Instruction:
Each entry should be quoted word for word, including every mark of punctuation.

Dataset records:
══════

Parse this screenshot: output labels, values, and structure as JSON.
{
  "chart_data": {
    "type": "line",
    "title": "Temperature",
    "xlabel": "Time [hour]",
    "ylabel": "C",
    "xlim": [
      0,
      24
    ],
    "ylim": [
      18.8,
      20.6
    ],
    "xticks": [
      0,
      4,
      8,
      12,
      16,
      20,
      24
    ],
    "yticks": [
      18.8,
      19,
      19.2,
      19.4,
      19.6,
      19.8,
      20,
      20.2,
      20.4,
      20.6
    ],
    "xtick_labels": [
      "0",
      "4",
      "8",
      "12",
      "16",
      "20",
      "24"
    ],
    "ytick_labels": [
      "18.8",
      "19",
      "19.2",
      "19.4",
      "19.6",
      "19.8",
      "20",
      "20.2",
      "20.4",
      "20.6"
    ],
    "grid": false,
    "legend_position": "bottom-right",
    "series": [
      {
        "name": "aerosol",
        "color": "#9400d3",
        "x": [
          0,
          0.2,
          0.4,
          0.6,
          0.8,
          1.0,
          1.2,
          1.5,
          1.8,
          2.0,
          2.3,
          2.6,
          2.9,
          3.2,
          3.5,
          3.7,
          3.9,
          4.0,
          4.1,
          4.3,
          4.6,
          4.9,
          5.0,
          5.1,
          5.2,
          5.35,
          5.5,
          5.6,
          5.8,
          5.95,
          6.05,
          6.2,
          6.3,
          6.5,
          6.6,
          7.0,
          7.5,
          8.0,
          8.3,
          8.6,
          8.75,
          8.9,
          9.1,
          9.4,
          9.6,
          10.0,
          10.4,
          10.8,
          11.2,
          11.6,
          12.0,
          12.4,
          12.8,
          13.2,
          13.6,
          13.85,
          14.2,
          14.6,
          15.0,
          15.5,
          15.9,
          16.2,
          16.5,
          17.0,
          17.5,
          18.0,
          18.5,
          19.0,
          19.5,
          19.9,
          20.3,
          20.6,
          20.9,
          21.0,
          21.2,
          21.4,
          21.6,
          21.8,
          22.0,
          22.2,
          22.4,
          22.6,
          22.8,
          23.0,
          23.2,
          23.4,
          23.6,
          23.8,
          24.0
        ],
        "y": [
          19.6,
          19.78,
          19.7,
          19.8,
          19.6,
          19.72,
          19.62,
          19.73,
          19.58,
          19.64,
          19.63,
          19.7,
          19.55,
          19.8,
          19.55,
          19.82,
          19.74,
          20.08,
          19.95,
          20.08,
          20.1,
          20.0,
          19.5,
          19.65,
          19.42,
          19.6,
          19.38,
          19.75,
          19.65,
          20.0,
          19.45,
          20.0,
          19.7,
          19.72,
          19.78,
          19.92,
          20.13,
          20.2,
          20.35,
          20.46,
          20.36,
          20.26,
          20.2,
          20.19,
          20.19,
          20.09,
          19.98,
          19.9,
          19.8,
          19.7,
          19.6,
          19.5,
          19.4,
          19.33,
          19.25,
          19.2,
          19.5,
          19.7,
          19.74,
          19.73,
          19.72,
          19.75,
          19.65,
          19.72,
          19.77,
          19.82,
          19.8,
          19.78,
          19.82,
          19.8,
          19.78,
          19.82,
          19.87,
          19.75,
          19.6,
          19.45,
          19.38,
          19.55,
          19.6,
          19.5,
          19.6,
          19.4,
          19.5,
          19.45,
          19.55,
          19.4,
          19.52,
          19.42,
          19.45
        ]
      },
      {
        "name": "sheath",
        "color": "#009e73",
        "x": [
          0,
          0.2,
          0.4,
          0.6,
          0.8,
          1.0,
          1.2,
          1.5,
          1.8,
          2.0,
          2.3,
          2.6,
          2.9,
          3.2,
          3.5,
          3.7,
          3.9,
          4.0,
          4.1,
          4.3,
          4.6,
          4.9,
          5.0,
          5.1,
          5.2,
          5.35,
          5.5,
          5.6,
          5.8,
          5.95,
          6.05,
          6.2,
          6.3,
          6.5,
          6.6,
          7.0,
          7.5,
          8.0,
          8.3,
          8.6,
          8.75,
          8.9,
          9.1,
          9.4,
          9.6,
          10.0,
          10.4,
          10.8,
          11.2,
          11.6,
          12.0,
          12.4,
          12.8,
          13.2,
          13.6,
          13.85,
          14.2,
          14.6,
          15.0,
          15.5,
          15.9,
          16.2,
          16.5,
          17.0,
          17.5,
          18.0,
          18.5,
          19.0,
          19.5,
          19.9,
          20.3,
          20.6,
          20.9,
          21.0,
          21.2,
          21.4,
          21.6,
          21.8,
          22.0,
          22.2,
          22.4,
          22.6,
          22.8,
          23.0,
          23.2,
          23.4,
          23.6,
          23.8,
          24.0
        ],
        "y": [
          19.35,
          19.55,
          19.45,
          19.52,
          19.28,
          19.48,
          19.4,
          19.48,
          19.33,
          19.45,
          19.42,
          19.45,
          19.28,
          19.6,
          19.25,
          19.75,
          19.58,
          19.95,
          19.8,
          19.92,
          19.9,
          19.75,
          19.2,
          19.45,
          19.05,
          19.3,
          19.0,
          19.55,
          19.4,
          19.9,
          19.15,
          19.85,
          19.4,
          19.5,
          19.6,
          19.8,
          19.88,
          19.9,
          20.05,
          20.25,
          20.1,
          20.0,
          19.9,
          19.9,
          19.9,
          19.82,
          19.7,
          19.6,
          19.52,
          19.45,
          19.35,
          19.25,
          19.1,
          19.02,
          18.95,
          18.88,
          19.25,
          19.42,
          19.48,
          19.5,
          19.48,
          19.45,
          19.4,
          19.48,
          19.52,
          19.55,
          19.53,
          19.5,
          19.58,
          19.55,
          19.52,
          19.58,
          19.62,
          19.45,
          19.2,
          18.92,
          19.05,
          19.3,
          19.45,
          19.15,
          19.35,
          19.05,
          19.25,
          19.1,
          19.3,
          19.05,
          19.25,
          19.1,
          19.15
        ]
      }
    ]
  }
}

══════

Output of the task:
Parse this screenshot: output labels, values, and structure as JSON.
{
  "chart_data": {
    "type": "line",
    "title": "Temperature",
    "xlabel": "Time [hour]",
    "ylabel": "C",
    "xlim": [
      0,
      24
    ],
    "ylim": [
      18.8,
      20.6
    ],
    "xticks": [
      0,
      4,
      8,
      12,
      16,
      20,
      24
    ],
    "yticks": [
      18.8,
      19,
      19.2,
      19.4,
      19.6,
      19.8,
      20,
      20.2,
      20.4,
      20.6
    ],
    "xtick_labels": [
      "0",
      "4",
      "8",
      "12",
      "16",
      "20",
      "24"
    ],
    "ytick_labels": [
      "18.8",
      "19",
      "19.2",
      "19.4",
      "19.6",
      "19.8",
      "20",
      "20.2",
      "20.4",
      "20.6"
    ],
    "grid": false,
    "legend_position": "bottom-right",
    "series": [
      {
        "name": "aerosol",
        "color": "#9400d3",
        "x": [
          0,
          0.2,
          0.4,
          0.6,
          0.8,
          1.0,
          1.2,
          1.5,
          1.8,
          2.0,
          2.3,
          2.6,
          2.9,
          3.2,
          3.5,
          3.7,
          3.9,
          4.0,
          4.1,
          4.3,
          4.6,
          4.9,
          5.0,
          5.1,
          5.2,
          5.35,
          5.5,
          5.6,
          5.8,
          5.95,
          6.05,
          6.2,
          6.3,
          6.5,
          6.6,
          7.0,
          7.5,
          8.0,
          8.3,
          8.6,
          8.75,
          8.9,
          9.1,
          9.4,
          9.6,
          10.0,
          10.4,
          10.8,
          11.2,
          11.6,
          12.0,
          12.4,
          12.8,
          13.2,
          13.6,
          13.85,
          14.2,
          14.6,
          15.0,
          15.5,
          15.9,
          16.2,
          16.5,
          17.0,
          17.5,
          18.0,
          18.5,
          19.0,
          19.5,
          19.9,
          20.3,
          20.6,
          20.9,
          21.0,
          21.2,
          21.4,
          21.6,
          21.8,
          22.0,
          22.2,
          22.4,
          22.6,
          22.8,
          23.0,
          23.2,
          23.4,
          23.6,
          23.8,
          24.0
        ],
        "y": [
          19.6,
          19.78,
          19.7,
          19.8,
          19.6,
          19.72,
          19.62,
          19.73,
          19.58,
          19.64,
          19.63,
          19.7,
          19.55,
          19.8,
          19.55,
          19.82,
          19.74,
          20.08,
          19.95,
          20.08,
          20.1,
          20.0,
          19.5,
          19.65,
          19.42,
          19.6,
          19.38,
          19.75,
          19.65,
          20.0,
          19.45,
          20.0,
          19.7,
          19.72,
          19.78,
          19.92,
          20.13,
          20.2,
          20.35,
          20.46,
          20.36,
          20.26,
          20.2,
          20.19,
          20.19,
          20.09,
          19.98,
          19.9,
          19.8,
          19.7,
          19.6,
          19.5,
          19.4,
          19.33,
          19.25,
          19.2,
          19.5,
          19.7,
          19.74,
          19.73,
          19.72,
          19.75,
          19.65,
          19.72,
          19.77,
          19.82,
          19.8,
          19.78,
          19.82,
          19.8,
          19.78,
          19.82,
          19.87,
          19.75,
          19.6,
          19.45,
          19.38,
          19.55,
          19.6,
          19.5,
          19.6,
          19.4,
          19.5,
          19.45,
          19.55,
          19.4,
          19.52,
          19.42,
          19.45
        ]
      },
      {
        "name": "sheath",
        "color": "#009e73",
        "x": [
          0,
          0.2,
          0.4,
          0.6,
          0.8,
          1.0,
          1.2,
          1.5,
          1.8,
          2.0,
          2.3,
          2.6,
          2.9,
          3.2,
          3.5,
          3.7,
          3.9,
          4.0,
          4.1,
          4.3,
          4.6,
          4.9,
          5.0,
          5.1,
          5.2,
          5.35,
          5.5,
          5.6,
          5.8,
          5.95,
          6.05,
          6.2,
          6.3,
          6.5,
          6.6,
          7.0,
          7.5,
          8.0,
          8.3,
          8.6,
          8.75,
          8.9,
          9.1,
          9.4,
          9.6,
          10.0,
          10.4,
          10.8,
          11.2,
          11.6,
          12.0,
          12.4,
          12.8,
          13.2,
          13.6,
          13.85,
          14.2,
          14.6,
          15.0,
          15.5,
          15.9,
          16.2,
          16.5,
          17.0,
          17.5,
          18.0,
          18.5,
          19.0,
          19.5,
          19.9,
          20.3,
          20.6,
          20.9,
          21.0,
          21.2,
          21.4,
          21.6,
          21.8,
          22.0,
          22.2,
          22.4,
          22.6,
          22.8,
          23.0,
          23.2,
          23.4,
          23.6,
          23.8,
          24.0
        ],
        "y": [
          19.35,
          19.55,
          19.45,
          19.52,
          19.28,
          19.48,
          19.4,
          19.48,
          19.33,
          19.45,
          19.42,
          19.45,
          19.28,
          19.6,
          19.25,
          19.75,
          19.58,
          19.95,
          19.8,
          19.92,
          19.9,
          19.75,
          19.2,
          19.45,
          19.05,
          19.3,
          19.0,
          19.55,
          19.4,
          19.9,
          19.15,
          19.85,
          19.4,
          19.5,
          19.6,
          19.8,
          19.88,
          19.9,
          20.05,
          20.25,
          20.1,
          20.0,
          19.9,
          19.9,
          19.9,
          19.82,
          19.7,
          19.6,
          19.52,
          19.45,
          19.35,
          19.25,
          19.1,
          19.02,
          18.95,
          18.88,
          19.25,
          19.42,
          19.48,
          19.5,
          19.48,
          19.45,
          19.4,
          19.48,
          19.52,
          19.55,
          19.53,
          19.5,
          19.58,
          19.55,
          19.52,
          19.58,
          19.62,
          19.45,
          19.2,
          18.92,
          19.05,
          19.3,
          19.45,
          19.15,
          19.35,
          19.05,
          19.25,
          19.1,
          19.3,
          19.05,
          19.25,
          19.1,
          19.15
        ]
      }
    ]
  }
}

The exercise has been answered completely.